◆ EXERCISE REQUIREMENTS ◆
Report how many lines below contain the word "Control". Give only the number.

◆ AVAILABLE RECORDS ◆
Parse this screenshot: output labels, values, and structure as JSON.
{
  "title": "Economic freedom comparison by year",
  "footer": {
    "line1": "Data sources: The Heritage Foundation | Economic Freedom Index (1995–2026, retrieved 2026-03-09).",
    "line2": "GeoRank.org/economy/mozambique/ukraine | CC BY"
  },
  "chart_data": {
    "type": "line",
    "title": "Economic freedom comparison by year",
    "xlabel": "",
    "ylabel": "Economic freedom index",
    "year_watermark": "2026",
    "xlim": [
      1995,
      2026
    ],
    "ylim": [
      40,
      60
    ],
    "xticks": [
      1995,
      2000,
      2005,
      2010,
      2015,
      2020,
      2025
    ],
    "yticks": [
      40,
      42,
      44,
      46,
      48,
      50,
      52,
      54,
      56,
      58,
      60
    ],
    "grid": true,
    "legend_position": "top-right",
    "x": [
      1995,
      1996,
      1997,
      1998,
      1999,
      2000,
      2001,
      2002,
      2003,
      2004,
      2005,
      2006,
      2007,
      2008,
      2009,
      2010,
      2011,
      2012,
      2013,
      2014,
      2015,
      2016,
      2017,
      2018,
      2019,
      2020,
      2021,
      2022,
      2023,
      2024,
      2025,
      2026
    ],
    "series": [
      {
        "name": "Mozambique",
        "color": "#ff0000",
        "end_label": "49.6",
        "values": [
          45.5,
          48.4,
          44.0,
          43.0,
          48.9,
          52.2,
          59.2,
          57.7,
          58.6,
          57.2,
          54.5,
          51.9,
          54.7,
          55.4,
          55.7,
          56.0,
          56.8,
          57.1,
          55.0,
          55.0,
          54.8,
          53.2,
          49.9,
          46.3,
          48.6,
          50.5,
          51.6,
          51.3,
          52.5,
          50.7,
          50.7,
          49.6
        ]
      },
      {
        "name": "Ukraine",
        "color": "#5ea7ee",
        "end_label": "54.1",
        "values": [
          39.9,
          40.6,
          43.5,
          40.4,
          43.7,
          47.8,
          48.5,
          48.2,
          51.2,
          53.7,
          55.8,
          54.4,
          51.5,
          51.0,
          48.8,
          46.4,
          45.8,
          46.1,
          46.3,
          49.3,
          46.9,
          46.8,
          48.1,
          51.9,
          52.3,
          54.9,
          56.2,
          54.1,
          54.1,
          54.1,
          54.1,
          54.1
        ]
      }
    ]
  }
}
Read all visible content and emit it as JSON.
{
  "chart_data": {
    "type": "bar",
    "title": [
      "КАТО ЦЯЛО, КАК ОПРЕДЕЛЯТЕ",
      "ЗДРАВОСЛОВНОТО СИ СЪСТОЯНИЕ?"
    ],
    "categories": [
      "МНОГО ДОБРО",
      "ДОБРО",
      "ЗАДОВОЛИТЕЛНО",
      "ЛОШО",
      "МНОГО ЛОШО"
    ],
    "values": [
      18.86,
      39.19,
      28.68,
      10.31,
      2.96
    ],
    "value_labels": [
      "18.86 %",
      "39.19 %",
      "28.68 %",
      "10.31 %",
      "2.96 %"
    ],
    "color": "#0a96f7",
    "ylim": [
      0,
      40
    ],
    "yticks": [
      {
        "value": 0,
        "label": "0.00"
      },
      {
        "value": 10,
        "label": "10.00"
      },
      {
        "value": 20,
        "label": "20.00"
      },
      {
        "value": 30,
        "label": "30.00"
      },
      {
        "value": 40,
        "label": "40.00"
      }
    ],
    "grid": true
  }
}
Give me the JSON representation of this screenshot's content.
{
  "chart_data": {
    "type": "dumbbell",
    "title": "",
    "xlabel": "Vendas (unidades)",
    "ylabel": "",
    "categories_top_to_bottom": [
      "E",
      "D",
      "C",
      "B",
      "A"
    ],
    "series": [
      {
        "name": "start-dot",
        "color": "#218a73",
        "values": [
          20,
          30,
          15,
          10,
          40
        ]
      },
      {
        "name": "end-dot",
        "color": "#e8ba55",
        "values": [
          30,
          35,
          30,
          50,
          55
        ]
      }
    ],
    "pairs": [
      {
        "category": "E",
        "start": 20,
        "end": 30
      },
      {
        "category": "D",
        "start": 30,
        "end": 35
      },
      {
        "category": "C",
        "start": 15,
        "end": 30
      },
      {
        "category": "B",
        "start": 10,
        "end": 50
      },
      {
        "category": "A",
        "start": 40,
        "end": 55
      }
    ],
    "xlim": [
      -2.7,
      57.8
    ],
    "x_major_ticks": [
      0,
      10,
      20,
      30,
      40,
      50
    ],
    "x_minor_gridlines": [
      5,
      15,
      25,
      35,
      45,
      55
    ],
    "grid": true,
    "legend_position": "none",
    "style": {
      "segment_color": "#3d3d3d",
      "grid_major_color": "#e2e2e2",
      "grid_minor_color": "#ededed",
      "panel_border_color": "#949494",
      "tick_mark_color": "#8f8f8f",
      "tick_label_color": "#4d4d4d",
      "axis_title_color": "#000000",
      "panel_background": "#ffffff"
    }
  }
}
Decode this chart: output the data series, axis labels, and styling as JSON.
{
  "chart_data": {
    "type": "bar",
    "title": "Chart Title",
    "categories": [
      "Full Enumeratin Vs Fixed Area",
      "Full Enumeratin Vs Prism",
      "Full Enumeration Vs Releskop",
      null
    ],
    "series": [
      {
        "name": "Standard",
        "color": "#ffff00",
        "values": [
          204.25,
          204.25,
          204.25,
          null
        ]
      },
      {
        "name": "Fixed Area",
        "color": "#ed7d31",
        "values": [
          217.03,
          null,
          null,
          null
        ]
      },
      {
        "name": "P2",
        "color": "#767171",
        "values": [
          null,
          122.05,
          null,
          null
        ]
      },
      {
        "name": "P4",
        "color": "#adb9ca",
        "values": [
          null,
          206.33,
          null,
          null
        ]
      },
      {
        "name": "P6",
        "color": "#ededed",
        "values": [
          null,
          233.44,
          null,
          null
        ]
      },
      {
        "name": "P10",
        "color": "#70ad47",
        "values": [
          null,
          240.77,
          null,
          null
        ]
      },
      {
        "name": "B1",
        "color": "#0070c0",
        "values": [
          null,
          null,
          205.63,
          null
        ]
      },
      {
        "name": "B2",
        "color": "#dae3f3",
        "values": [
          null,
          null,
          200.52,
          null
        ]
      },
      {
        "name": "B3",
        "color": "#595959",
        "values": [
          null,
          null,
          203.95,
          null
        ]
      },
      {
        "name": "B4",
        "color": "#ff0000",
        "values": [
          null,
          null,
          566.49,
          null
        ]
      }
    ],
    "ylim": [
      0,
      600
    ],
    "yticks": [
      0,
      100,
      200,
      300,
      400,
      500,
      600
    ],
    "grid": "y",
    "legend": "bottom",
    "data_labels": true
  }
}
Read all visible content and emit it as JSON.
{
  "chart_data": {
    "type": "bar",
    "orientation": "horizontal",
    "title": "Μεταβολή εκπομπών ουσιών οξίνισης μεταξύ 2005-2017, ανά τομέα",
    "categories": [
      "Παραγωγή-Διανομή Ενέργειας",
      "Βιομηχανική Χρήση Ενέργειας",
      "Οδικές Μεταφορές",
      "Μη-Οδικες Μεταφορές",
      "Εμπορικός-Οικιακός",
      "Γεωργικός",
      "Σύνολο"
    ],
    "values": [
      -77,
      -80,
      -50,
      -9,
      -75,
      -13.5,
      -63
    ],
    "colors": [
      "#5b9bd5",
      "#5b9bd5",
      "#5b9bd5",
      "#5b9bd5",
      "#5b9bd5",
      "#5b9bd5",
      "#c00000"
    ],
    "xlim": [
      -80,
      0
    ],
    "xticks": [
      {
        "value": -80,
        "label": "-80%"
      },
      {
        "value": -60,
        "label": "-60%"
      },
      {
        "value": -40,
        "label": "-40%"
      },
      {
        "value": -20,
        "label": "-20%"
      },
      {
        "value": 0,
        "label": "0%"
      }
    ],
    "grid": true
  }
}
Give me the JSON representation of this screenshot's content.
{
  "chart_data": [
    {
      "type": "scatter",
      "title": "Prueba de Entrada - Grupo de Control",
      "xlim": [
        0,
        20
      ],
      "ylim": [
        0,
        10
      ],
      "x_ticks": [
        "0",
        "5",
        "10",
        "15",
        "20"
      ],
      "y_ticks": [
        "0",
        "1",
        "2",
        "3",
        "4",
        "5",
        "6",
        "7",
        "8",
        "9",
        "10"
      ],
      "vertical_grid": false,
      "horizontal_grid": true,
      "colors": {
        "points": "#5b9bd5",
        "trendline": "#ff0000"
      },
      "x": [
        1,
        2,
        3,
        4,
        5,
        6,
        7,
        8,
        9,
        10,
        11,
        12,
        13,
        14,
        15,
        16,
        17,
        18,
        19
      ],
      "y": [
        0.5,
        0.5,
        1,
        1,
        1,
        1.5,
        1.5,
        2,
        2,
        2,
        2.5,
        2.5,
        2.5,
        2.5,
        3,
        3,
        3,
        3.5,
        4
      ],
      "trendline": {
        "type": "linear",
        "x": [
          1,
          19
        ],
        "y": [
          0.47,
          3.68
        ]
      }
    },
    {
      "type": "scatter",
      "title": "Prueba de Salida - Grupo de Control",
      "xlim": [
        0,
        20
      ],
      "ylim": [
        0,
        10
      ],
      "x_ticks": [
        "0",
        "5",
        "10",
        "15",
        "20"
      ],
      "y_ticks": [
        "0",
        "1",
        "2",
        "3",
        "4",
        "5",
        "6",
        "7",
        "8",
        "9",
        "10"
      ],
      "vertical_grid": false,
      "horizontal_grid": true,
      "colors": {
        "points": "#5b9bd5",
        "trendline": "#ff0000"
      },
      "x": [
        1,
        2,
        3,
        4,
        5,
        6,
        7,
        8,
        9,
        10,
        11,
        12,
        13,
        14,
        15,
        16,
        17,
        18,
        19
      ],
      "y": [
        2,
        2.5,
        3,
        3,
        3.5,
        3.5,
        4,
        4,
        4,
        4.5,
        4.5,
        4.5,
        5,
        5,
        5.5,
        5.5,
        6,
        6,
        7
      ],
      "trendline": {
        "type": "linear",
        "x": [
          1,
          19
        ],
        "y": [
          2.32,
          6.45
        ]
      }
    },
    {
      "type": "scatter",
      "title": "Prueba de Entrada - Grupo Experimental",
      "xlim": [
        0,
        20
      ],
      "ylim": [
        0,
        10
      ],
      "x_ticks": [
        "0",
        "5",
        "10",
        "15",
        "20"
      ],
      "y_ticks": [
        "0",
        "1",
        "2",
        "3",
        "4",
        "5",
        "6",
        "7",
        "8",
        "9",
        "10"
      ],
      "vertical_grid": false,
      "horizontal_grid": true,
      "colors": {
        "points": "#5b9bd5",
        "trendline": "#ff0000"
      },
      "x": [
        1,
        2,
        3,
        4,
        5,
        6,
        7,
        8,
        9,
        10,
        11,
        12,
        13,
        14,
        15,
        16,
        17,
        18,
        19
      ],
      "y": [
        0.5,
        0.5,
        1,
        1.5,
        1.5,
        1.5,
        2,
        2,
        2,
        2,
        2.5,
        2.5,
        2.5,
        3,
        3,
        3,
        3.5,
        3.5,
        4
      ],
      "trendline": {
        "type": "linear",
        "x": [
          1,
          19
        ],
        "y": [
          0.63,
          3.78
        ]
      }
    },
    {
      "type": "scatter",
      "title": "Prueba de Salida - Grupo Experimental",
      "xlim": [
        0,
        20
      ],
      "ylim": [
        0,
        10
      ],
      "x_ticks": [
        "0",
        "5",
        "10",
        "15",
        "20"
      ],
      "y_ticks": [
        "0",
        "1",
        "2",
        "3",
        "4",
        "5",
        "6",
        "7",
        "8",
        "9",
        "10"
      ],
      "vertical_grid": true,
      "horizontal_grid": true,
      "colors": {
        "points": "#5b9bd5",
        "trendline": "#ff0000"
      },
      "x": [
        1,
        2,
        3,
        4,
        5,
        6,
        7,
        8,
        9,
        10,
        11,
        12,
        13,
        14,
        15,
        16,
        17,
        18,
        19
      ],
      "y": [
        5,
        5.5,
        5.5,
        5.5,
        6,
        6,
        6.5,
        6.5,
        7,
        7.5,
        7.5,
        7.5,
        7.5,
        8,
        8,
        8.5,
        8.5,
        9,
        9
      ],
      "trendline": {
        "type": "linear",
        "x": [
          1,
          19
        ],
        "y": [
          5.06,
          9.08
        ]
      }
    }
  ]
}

◆ EXERCISE RESULT ◆
2